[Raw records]
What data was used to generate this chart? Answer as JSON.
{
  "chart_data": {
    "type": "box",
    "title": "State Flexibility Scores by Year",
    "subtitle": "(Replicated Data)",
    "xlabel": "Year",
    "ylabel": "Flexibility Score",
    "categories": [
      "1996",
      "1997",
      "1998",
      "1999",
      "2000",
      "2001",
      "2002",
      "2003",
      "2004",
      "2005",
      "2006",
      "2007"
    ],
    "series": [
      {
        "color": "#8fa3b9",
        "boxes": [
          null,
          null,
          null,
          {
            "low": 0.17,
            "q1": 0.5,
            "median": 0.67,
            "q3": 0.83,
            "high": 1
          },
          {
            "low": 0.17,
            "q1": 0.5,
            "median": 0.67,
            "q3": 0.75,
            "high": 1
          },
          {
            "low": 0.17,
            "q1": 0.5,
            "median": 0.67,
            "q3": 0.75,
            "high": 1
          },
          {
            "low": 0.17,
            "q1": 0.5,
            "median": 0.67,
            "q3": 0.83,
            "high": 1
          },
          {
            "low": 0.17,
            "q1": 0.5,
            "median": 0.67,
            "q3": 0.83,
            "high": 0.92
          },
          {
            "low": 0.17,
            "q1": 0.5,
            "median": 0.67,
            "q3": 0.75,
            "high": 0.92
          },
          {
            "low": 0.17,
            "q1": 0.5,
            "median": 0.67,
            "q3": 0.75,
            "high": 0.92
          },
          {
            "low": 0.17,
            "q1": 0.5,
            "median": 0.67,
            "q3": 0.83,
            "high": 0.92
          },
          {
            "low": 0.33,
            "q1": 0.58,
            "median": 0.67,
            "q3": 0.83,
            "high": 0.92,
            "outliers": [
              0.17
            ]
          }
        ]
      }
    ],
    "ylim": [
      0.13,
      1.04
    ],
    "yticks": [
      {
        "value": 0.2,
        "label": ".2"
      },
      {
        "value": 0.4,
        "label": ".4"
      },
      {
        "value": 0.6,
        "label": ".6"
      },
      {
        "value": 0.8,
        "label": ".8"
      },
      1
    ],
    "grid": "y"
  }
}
---
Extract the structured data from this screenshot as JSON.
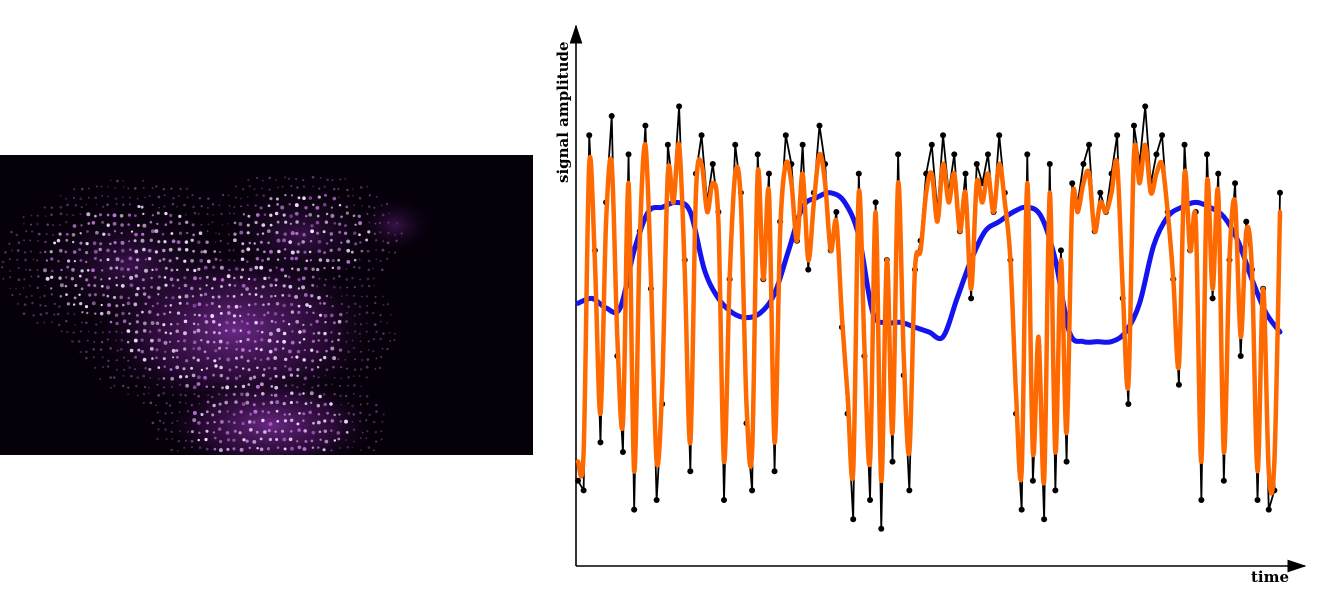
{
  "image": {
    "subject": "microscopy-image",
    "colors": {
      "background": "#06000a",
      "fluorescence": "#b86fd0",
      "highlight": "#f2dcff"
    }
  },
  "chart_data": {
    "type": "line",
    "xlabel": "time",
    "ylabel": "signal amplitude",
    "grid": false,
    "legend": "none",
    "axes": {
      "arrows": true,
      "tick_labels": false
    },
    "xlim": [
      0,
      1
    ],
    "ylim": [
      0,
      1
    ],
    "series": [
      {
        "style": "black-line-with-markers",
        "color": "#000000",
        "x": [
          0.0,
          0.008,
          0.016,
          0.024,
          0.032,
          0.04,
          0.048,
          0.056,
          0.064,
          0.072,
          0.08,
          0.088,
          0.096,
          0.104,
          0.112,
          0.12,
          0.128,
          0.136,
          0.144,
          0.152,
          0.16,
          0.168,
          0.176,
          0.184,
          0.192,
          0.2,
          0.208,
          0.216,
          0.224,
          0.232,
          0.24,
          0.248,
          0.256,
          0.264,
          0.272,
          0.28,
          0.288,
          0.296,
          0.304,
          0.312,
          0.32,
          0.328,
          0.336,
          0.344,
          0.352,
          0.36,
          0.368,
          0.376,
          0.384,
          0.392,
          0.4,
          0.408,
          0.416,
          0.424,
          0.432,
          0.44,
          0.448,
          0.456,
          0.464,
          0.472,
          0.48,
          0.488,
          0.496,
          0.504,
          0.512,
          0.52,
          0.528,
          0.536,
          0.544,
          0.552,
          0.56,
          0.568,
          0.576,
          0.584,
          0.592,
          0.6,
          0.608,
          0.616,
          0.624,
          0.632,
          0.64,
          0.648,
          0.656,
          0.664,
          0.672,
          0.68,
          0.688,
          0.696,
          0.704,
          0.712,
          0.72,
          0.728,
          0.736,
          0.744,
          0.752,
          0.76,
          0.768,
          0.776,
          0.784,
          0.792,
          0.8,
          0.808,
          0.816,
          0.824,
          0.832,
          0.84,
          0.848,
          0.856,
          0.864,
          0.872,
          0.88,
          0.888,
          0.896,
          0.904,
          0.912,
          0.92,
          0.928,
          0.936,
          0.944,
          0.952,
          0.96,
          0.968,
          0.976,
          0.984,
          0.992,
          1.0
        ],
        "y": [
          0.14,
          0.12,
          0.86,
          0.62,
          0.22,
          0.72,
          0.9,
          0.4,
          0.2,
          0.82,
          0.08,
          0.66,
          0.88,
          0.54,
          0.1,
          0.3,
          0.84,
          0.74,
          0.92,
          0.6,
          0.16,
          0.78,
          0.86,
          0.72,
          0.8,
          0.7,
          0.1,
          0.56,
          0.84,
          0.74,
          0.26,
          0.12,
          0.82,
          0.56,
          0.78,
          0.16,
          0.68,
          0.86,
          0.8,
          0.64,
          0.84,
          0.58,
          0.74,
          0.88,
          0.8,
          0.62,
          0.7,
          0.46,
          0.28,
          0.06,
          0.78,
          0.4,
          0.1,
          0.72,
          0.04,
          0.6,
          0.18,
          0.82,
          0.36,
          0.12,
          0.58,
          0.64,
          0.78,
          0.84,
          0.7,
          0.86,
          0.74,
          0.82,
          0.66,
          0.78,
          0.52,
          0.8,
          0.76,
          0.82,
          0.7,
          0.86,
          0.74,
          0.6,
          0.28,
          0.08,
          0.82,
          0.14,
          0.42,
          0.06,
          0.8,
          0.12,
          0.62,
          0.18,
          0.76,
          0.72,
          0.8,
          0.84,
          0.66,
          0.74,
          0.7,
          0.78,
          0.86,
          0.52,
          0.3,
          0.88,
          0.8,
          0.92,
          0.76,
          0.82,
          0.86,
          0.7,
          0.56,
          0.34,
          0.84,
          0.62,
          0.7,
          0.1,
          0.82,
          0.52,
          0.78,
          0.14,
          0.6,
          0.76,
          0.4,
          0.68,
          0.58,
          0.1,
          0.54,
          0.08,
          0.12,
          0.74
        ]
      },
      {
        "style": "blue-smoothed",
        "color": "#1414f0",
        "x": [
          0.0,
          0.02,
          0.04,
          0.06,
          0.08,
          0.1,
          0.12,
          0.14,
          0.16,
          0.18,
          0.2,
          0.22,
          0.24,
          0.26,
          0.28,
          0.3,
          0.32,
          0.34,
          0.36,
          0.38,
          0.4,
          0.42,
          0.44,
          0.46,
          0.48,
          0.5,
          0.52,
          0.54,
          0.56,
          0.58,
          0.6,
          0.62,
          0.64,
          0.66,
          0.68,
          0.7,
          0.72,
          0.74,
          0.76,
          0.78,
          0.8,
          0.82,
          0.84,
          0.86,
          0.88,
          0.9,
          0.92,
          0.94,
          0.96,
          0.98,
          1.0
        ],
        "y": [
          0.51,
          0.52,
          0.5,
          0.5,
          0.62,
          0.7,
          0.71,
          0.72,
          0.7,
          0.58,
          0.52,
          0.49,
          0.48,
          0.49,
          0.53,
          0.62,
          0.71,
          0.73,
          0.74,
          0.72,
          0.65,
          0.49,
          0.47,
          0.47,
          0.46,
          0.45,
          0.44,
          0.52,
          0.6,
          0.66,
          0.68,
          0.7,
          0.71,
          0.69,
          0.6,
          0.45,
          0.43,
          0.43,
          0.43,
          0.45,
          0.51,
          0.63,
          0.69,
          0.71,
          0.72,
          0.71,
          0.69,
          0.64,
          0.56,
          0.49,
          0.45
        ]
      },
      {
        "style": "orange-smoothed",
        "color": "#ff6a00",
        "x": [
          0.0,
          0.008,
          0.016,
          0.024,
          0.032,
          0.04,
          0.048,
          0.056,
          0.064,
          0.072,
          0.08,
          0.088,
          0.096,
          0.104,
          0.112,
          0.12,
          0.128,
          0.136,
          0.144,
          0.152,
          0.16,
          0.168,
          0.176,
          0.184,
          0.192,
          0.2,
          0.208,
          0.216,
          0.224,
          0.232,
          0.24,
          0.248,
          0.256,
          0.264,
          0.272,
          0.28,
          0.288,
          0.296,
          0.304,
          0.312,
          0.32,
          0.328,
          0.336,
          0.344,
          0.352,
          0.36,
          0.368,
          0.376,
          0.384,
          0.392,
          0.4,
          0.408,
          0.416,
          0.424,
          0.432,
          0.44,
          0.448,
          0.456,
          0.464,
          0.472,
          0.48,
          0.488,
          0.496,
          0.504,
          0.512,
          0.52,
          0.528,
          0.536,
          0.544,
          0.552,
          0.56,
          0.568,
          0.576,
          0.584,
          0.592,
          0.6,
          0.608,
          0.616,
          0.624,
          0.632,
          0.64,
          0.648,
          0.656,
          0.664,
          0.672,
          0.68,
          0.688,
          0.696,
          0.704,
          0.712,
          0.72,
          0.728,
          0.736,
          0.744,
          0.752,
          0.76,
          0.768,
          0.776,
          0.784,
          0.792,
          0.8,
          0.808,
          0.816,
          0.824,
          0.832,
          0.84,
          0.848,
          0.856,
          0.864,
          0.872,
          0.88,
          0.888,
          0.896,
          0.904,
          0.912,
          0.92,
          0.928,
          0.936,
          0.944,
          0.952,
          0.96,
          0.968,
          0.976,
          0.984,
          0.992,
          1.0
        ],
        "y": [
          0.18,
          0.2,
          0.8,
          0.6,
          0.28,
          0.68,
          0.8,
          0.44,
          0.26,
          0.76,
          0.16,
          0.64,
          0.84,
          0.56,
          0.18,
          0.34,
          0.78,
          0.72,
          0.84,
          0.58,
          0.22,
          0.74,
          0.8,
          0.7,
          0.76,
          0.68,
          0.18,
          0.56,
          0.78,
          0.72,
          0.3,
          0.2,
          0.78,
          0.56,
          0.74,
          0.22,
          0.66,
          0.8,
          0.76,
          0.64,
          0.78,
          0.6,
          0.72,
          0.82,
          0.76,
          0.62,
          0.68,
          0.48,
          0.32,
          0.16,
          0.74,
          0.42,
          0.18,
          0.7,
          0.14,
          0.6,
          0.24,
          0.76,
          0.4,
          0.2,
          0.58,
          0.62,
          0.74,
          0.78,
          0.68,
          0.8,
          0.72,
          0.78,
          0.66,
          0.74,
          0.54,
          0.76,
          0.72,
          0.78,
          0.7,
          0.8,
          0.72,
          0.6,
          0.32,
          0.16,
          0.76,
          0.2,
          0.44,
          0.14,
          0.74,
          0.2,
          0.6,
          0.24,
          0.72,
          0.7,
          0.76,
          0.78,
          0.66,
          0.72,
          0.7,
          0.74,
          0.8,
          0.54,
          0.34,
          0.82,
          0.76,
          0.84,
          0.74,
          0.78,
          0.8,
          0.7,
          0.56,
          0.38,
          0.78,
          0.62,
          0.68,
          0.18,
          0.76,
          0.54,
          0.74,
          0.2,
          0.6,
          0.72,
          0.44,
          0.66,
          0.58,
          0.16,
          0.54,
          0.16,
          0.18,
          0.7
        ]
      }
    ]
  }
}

Work required: Show, from the listing above, each line that contains the word "JSON".

Solved exercise:
What data was used to generate this chart? Answer as JSON.
Extract the structured data from this screenshot as JSON.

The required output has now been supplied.